▶ WRITTEN INSTRUCTION:
Would you transcribe all of the data exactly, down to the last character?

▶ THE DATA:
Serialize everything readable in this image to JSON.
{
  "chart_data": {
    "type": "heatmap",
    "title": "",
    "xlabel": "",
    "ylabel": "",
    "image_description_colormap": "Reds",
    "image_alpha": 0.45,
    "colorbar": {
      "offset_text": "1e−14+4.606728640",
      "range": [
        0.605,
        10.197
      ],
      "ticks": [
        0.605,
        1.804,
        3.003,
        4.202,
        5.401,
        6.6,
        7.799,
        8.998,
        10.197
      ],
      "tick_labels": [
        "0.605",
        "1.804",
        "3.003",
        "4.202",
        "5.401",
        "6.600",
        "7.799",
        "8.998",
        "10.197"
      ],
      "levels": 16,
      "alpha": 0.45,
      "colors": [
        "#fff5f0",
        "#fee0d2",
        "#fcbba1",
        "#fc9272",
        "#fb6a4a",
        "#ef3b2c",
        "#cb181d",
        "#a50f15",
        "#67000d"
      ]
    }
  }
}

▶ IN RESPONSE:
Serialize everything readable in this image to JSON.
{
  "chart_data": {
    "type": "heatmap",
    "title": "",
    "xlabel": "",
    "ylabel": "",
    "image_description_colormap": "Reds",
    "image_alpha": 0.45,
    "colorbar": {
      "offset_text": "1e−14+4.606728640",
      "range": [
        0.605,
        10.197
      ],
      "ticks": [
        0.605,
        1.804,
        3.003,
        4.202,
        5.401,
        6.6,
        7.799,
        8.998,
        10.197
      ],
      "tick_labels": [
        "0.605",
        "1.804",
        "3.003",
        "4.202",
        "5.401",
        "6.600",
        "7.799",
        "8.998",
        "10.197"
      ],
      "levels": 16,
      "alpha": 0.45,
      "colors": [
        "#fff5f0",
        "#fee0d2",
        "#fcbba1",
        "#fc9272",
        "#fb6a4a",
        "#ef3b2c",
        "#cb181d",
        "#a50f15",
        "#67000d"
      ]
    }
  }
}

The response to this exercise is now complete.